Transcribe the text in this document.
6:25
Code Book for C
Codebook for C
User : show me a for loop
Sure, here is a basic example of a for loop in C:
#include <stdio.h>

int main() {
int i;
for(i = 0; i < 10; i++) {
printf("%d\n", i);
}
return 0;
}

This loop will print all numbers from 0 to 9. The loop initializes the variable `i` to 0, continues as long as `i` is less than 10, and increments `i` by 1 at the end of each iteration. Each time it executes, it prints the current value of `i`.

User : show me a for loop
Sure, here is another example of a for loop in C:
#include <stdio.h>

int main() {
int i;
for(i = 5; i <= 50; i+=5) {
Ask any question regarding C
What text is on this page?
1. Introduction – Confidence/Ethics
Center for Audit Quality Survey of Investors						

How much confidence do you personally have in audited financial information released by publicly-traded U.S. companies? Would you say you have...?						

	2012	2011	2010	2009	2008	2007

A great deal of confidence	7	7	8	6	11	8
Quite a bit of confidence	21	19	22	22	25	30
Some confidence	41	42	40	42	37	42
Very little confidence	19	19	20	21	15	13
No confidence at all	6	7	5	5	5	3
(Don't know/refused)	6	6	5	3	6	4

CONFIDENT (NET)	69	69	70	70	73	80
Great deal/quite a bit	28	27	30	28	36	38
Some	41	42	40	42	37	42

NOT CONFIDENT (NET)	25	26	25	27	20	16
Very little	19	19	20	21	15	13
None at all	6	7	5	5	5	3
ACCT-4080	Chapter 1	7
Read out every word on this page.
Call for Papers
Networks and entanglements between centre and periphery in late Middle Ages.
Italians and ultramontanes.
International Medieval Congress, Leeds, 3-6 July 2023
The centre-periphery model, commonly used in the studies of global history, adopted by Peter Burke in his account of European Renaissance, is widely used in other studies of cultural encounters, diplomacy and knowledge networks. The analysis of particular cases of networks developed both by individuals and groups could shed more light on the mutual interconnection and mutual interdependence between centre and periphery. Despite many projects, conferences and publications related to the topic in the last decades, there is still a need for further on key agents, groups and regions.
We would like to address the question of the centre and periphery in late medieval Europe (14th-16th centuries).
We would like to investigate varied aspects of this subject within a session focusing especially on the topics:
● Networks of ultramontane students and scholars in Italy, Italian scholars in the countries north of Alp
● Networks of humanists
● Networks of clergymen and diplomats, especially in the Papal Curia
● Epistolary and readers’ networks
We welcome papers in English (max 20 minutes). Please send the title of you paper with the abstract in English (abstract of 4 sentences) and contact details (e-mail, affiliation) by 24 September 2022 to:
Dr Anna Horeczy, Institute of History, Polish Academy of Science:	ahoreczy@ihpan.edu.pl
:::
EXERCISE GOAL:
Using the listing above, reproduce each line without omission.

SOLUTION TO THE EXERCISE:
Transcribe the text in this document.
6:25
Code Book for C
Codebook for C
User : show me a for loop
Sure, here is a basic example of a for loop in C:
#include <stdio.h>

int main() {
int i;
for(i = 0; i < 10; i++) {
printf("%d\n", i);
}
return 0;
}

This loop will print all numbers from 0 to 9. The loop initializes the variable `i` to 0, continues as long as `i` is less than 10, and increments `i` by 1 at the end of each iteration. Each time it executes, it prints the current value of `i`.

User : show me a for loop
Sure, here is another example of a for loop in C:
#include <stdio.h>

int main() {
int i;
for(i = 5; i <= 50; i+=5) {
Ask any question regarding C
What text is on this page?
1. Introduction – Confidence/Ethics
Center for Audit Quality Survey of Investors						

How much confidence do you personally have in audited financial information released by publicly-traded U.S. companies? Would you say you have...?						

	2012	2011	2010	2009	2008	2007

A great deal of confidence	7	7	8	6	11	8
Quite a bit of confidence	21	19	22	22	25	30
Some confidence	41	42	40	42	37	42
Very little confidence	19	19	20	21	15	13
No confidence at all	6	7	5	5	5	3
(Don't know/refused)	6	6	5	3	6	4

CONFIDENT (NET)	69	69	70	70	73	80
Great deal/quite a bit	28	27	30	28	36	38
Some	41	42	40	42	37	42

NOT CONFIDENT (NET)	25	26	25	27	20	16
Very little	19	19	20	21	15	13
None at all	6	7	5	5	5	3
ACCT-4080	Chapter 1	7
Read out every word on this page.
Call for Papers
Networks and entanglements between centre and periphery in late Middle Ages.
Italians and ultramontanes.
International Medieval Congress, Leeds, 3-6 July 2023
The centre-periphery model, commonly used in the studies of global history, adopted by Peter Burke in his account of European Renaissance, is widely used in other studies of cultural encounters, diplomacy and knowledge networks. The analysis of particular cases of networks developed both by individuals and groups could shed more light on the mutual interconnection and mutual interdependence between centre and periphery. Despite many projects, conferences and publications related to the topic in the last decades, there is still a need for further on key agents, groups and regions.
We would like to address the question of the centre and periphery in late medieval Europe (14th-16th centuries).
We would like to investigate varied aspects of this subject within a session focusing especially on the topics:
● Networks of ultramontane students and scholars in Italy, Italian scholars in the countries north of Alp
● Networks of humanists
● Networks of clergymen and diplomats, especially in the Papal Curia
● Epistolary and readers’ networks
We welcome papers in English (max 20 minutes). Please send the title of you paper with the abstract in English (abstract of 4 sentences) and contact details (e-mail, affiliation) by 24 September 2022 to:
Dr Anna Horeczy, Institute of History, Polish Academy of Science:	ahoreczy@ihpan.edu.pl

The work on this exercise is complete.